Show only lines that include "name".

** Start of Supplied records **

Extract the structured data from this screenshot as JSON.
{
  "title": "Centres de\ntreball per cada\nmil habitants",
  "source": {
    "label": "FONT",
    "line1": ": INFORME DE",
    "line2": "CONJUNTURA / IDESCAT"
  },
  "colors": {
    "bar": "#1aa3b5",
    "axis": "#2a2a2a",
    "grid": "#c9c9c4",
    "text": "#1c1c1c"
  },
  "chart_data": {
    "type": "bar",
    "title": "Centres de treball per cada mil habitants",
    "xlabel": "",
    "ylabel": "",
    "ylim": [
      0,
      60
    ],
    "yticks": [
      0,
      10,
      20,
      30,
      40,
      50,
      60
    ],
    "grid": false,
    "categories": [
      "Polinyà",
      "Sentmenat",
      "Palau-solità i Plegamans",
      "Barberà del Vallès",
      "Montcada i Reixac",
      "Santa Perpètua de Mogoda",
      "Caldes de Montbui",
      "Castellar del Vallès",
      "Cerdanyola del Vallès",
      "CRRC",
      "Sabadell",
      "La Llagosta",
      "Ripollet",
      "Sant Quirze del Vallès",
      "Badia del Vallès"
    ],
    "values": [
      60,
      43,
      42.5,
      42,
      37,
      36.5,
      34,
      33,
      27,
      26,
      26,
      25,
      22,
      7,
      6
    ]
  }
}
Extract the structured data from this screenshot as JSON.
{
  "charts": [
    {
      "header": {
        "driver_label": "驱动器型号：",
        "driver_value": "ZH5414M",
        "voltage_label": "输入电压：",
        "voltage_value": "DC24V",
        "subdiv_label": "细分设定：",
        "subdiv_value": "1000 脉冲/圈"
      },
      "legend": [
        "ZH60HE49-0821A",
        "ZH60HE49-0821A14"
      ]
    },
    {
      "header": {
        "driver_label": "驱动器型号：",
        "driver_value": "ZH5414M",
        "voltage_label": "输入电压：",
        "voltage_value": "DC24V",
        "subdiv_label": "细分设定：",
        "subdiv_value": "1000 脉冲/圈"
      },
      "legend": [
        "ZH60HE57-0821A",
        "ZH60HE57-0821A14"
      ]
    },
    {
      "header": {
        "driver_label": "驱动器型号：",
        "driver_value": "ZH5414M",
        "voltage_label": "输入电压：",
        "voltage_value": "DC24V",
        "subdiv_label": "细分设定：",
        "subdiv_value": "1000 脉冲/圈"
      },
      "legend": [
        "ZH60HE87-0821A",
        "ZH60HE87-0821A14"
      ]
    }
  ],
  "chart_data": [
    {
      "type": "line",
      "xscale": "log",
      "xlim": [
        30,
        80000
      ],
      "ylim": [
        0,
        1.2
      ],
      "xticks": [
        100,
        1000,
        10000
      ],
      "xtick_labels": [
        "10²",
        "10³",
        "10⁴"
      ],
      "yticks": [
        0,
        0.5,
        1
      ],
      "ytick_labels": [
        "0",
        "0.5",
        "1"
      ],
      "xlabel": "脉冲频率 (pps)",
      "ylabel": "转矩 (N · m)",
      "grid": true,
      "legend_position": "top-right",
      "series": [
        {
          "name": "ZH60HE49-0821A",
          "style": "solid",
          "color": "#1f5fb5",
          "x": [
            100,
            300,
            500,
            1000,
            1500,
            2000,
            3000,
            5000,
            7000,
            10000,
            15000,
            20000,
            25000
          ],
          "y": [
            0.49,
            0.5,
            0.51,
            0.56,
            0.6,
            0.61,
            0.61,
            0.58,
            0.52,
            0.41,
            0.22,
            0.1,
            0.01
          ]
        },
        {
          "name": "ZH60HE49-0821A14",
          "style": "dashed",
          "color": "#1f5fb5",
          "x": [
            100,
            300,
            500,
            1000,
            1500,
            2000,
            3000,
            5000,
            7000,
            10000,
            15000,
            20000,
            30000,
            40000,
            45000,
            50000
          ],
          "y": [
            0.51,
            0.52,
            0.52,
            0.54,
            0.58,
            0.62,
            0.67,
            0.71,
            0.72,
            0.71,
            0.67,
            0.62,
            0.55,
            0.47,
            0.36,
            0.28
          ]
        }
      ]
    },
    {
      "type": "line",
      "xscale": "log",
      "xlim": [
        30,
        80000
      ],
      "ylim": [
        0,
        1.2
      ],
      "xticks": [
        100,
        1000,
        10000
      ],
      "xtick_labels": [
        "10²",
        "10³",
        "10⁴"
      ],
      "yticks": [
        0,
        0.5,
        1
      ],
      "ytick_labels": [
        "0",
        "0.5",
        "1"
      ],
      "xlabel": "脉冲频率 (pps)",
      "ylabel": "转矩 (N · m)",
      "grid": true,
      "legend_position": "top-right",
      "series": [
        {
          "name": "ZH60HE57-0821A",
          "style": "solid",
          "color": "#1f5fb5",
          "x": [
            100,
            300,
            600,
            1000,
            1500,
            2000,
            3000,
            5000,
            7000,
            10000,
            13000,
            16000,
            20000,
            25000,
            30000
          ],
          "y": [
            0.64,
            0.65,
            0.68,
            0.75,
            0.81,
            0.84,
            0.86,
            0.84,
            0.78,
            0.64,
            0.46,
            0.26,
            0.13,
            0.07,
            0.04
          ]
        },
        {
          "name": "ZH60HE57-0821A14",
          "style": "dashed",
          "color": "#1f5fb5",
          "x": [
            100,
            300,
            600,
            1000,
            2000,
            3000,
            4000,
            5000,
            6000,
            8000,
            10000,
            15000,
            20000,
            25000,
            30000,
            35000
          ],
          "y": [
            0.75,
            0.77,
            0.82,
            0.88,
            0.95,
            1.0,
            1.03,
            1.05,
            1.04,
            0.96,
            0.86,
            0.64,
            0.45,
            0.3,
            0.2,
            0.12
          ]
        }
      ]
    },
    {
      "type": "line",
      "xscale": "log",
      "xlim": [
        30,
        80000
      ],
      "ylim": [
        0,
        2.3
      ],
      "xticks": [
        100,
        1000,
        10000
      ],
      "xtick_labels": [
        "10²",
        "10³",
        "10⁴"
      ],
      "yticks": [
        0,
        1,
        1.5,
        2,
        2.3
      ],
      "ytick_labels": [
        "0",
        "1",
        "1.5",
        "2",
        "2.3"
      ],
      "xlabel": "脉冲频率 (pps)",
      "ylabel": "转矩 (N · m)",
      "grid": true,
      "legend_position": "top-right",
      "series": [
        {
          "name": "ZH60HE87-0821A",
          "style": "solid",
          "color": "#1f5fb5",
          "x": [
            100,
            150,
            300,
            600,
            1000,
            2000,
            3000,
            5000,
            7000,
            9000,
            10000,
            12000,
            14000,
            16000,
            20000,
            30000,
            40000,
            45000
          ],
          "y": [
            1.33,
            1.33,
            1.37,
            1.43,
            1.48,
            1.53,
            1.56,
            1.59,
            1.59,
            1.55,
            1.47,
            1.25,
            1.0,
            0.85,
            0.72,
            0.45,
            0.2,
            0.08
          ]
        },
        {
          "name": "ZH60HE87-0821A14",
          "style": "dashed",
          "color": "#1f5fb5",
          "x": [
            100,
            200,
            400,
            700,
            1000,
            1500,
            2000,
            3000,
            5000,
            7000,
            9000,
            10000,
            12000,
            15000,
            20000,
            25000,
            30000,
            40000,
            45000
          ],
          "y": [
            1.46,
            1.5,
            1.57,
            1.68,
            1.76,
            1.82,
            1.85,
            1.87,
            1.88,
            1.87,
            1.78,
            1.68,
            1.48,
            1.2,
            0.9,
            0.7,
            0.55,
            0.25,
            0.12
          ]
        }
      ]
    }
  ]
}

** End of Supplied records **

(Full response):
          "name": "ZH60HE49-0821A",
          "name": "ZH60HE49-0821A14",
          "name": "ZH60HE57-0821A",
          "name": "ZH60HE57-0821A14",
          "name": "ZH60HE87-0821A",
          "name": "ZH60HE87-0821A14",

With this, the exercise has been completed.